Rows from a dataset
━━━━
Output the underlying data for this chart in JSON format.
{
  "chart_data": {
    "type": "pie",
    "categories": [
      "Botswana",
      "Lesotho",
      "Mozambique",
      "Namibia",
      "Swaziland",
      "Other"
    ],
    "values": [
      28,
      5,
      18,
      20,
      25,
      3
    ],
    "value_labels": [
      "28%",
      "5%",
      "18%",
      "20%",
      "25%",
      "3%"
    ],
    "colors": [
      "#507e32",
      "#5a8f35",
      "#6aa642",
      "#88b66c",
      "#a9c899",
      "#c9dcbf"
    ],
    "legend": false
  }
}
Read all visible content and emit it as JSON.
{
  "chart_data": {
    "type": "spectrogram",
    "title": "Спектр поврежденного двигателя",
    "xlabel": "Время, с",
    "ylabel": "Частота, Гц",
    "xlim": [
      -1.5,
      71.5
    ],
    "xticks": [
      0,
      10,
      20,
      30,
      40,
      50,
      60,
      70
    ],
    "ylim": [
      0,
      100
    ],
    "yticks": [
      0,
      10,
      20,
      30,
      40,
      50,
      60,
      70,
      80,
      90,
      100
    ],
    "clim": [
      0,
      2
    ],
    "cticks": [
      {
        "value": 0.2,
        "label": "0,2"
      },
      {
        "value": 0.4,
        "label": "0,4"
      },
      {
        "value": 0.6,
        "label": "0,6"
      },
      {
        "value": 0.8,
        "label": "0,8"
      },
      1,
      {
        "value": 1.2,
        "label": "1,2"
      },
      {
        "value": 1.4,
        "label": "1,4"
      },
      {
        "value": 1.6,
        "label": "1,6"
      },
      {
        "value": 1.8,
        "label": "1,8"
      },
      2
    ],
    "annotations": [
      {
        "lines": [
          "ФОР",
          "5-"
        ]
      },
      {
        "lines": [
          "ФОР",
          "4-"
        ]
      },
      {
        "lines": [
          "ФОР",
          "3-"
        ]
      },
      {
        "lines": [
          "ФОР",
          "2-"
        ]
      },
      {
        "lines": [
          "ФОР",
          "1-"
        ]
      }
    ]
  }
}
━━━━
● Written problem
Of the lines above, copy each that contains "JSON".

● Solution to the problem
Output the underlying data for this chart in JSON format.
Read all visible content and emit it as JSON.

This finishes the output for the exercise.